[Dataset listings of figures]

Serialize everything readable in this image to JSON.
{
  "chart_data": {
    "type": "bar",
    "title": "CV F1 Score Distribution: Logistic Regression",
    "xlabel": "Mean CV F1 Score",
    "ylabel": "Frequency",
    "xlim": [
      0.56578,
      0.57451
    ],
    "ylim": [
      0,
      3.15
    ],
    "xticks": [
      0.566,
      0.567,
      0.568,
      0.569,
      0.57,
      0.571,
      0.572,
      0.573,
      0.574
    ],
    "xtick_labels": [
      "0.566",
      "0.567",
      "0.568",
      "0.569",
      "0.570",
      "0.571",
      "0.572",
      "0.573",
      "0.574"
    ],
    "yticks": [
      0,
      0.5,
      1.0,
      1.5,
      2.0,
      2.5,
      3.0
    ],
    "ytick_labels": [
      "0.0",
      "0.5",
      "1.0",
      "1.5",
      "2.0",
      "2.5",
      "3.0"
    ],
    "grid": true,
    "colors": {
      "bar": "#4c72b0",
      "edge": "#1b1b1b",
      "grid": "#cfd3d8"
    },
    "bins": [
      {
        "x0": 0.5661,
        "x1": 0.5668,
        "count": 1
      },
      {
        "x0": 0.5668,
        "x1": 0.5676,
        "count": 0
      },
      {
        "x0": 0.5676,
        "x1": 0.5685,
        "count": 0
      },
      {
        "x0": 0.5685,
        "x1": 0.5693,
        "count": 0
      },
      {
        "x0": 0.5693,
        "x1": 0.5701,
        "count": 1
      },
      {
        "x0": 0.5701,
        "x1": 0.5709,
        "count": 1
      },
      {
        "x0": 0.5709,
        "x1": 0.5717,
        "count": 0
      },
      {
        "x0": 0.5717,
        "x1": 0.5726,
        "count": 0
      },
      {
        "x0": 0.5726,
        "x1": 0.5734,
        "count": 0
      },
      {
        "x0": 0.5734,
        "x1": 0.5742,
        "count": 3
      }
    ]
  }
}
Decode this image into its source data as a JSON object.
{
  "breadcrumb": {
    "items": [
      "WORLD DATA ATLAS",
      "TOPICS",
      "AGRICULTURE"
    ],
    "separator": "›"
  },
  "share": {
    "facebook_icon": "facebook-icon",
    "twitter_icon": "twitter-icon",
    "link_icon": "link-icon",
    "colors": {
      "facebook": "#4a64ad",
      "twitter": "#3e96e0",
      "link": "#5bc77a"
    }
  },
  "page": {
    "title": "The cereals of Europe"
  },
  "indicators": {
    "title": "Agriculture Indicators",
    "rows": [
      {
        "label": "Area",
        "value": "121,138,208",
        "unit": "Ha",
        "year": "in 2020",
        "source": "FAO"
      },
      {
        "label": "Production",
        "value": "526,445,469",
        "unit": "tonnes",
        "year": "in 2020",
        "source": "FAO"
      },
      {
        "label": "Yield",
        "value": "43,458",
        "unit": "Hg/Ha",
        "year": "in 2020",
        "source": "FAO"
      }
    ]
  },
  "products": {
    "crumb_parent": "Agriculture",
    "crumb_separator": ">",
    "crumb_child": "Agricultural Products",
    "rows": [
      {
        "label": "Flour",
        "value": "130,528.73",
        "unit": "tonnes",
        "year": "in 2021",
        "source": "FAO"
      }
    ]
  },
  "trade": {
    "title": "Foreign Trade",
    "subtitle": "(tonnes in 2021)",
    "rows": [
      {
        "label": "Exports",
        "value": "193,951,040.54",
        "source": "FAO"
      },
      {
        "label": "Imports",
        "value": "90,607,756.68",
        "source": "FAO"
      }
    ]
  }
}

- [Stated task]
Would you reproduce the material above in full, exactly as given?

- [Correct response]
Serialize everything readable in this image to JSON.
{
  "chart_data": {
    "type": "bar",
    "title": "CV F1 Score Distribution: Logistic Regression",
    "xlabel": "Mean CV F1 Score",
    "ylabel": "Frequency",
    "xlim": [
      0.56578,
      0.57451
    ],
    "ylim": [
      0,
      3.15
    ],
    "xticks": [
      0.566,
      0.567,
      0.568,
      0.569,
      0.57,
      0.571,
      0.572,
      0.573,
      0.574
    ],
    "xtick_labels": [
      "0.566",
      "0.567",
      "0.568",
      "0.569",
      "0.570",
      "0.571",
      "0.572",
      "0.573",
      "0.574"
    ],
    "yticks": [
      0,
      0.5,
      1.0,
      1.5,
      2.0,
      2.5,
      3.0
    ],
    "ytick_labels": [
      "0.0",
      "0.5",
      "1.0",
      "1.5",
      "2.0",
      "2.5",
      "3.0"
    ],
    "grid": true,
    "colors": {
      "bar": "#4c72b0",
      "edge": "#1b1b1b",
      "grid": "#cfd3d8"
    },
    "bins": [
      {
        "x0": 0.5661,
        "x1": 0.5668,
        "count": 1
      },
      {
        "x0": 0.5668,
        "x1": 0.5676,
        "count": 0
      },
      {
        "x0": 0.5676,
        "x1": 0.5685,
        "count": 0
      },
      {
        "x0": 0.5685,
        "x1": 0.5693,
        "count": 0
      },
      {
        "x0": 0.5693,
        "x1": 0.5701,
        "count": 1
      },
      {
        "x0": 0.5701,
        "x1": 0.5709,
        "count": 1
      },
      {
        "x0": 0.5709,
        "x1": 0.5717,
        "count": 0
      },
      {
        "x0": 0.5717,
        "x1": 0.5726,
        "count": 0
      },
      {
        "x0": 0.5726,
        "x1": 0.5734,
        "count": 0
      },
      {
        "x0": 0.5734,
        "x1": 0.5742,
        "count": 3
      }
    ]
  }
}
Decode this image into its source data as a JSON object.
{
  "breadcrumb": {
    "items": [
      "WORLD DATA ATLAS",
      "TOPICS",
      "AGRICULTURE"
    ],
    "separator": "›"
  },
  "share": {
    "facebook_icon": "facebook-icon",
    "twitter_icon": "twitter-icon",
    "link_icon": "link-icon",
    "colors": {
      "facebook": "#4a64ad",
      "twitter": "#3e96e0",
      "link": "#5bc77a"
    }
  },
  "page": {
    "title": "The cereals of Europe"
  },
  "indicators": {
    "title": "Agriculture Indicators",
    "rows": [
      {
        "label": "Area",
        "value": "121,138,208",
        "unit": "Ha",
        "year": "in 2020",
        "source": "FAO"
      },
      {
        "label": "Production",
        "value": "526,445,469",
        "unit": "tonnes",
        "year": "in 2020",
        "source": "FAO"
      },
      {
        "label": "Yield",
        "value": "43,458",
        "unit": "Hg/Ha",
        "year": "in 2020",
        "source": "FAO"
      }
    ]
  },
  "products": {
    "crumb_parent": "Agriculture",
    "crumb_separator": ">",
    "crumb_child": "Agricultural Products",
    "rows": [
      {
        "label": "Flour",
        "value": "130,528.73",
        "unit": "tonnes",
        "year": "in 2021",
        "source": "FAO"
      }
    ]
  },
  "trade": {
    "title": "Foreign Trade",
    "subtitle": "(tonnes in 2021)",
    "rows": [
      {
        "label": "Exports",
        "value": "193,951,040.54",
        "source": "FAO"
      },
      {
        "label": "Imports",
        "value": "90,607,756.68",
        "source": "FAO"
      }
    ]
  }
}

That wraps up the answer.